== Stated exercise ==
Go through the data below. Pull out every line that has the word "voltage".

[Excerpt from a dataset]
◇ ◇ ◇ ◇ ◇ ◇ ◇

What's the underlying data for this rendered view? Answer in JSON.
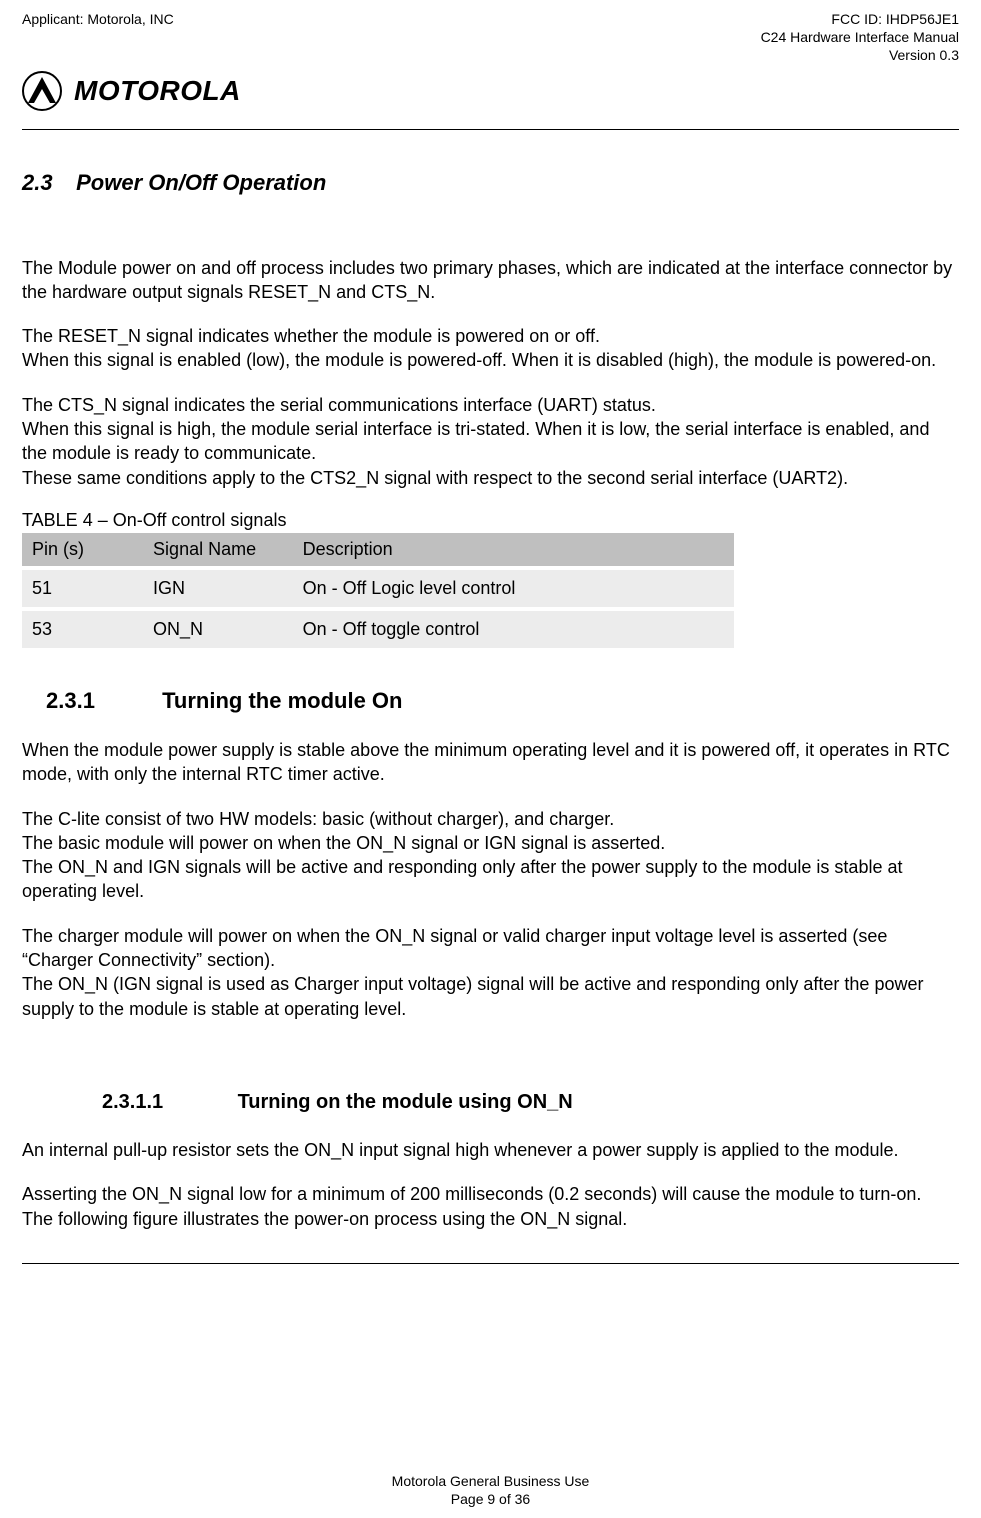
{
  "header": {
    "applicant": "Applicant: Motorola, INC",
    "fcc_id": "FCC ID: IHDP56JE1",
    "manual_title": "C24 Hardware Interface Manual",
    "version": "Version 0.3",
    "wordmark": "MOTOROLA"
  },
  "section": {
    "number": "2.3",
    "title": "Power On/Off Operation"
  },
  "intro": {
    "p1": "The Module power on and off process includes two primary phases, which are indicated at the interface connector by the hardware output signals RESET_N and CTS_N.",
    "p2a": "The RESET_N signal indicates whether the module is powered on or off.",
    "p2b": "When this signal is enabled (low), the module is powered-off. When it is disabled (high), the module is powered-on.",
    "p3a": "The CTS_N signal indicates the serial communications interface (UART) status.",
    "p3b": "When this signal is high, the module serial interface is tri-stated. When it is low, the serial interface is enabled, and the module is ready to communicate.",
    "p3c": "These same conditions apply to the CTS2_N signal with respect to the second serial interface (UART2)."
  },
  "table": {
    "caption": "TABLE 4 – On-Off control signals",
    "headers": {
      "h1": "Pin (s)",
      "h2": "Signal Name",
      "h3": "Description"
    },
    "rows": [
      {
        "pin": "51",
        "signal": "IGN",
        "desc": "On - Off Logic level control"
      },
      {
        "pin": "53",
        "signal": "ON_N",
        "desc": "On - Off toggle control"
      }
    ]
  },
  "sub231": {
    "number": "2.3.1",
    "title": "Turning the module On",
    "p1": "When the module power supply is stable above the minimum operating level and it is powered off, it operates in RTC mode, with only the internal RTC timer active.",
    "p2a": "The C-lite consist of two HW models: basic (without charger), and charger.",
    "p2b": "The basic module will power on when the ON_N signal or IGN signal is asserted.",
    "p2c": "The ON_N and IGN signals will be active and responding only after the power supply to the module is stable at operating level.",
    "p3a": "The charger module will power on when the ON_N signal or valid charger input voltage level is asserted (see “Charger Connectivity” section).",
    "p3b": "The ON_N (IGN signal is used as Charger input voltage) signal will be active and responding only after the power supply to the module is stable at operating level."
  },
  "sub2311": {
    "number": "2.3.1.1",
    "title": "Turning on the module using ON_N",
    "p1": "An internal pull-up resistor sets the ON_N input signal high whenever a power supply is applied to the module.",
    "p2a": "Asserting the ON_N signal low for a minimum of 200 milliseconds (0.2 seconds) will cause the module to turn-on.",
    "p2b": "The following figure illustrates the power-on process using the ON_N signal."
  },
  "footer": {
    "line1": "Motorola General Business Use",
    "line2": "Page 9 of 36"
  }
}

◇ ◇ ◇ ◇ ◇ ◇ ◇

== The solution ==
    "p3a": "The charger module will power on when the ON_N signal or valid charger input voltage level is asserted (see “Charger Connectivity” section).",
    "p3b": "The ON_N (IGN signal is used as Charger input voltage) signal will be active and responding only after the power supply to the module is stable at operating level."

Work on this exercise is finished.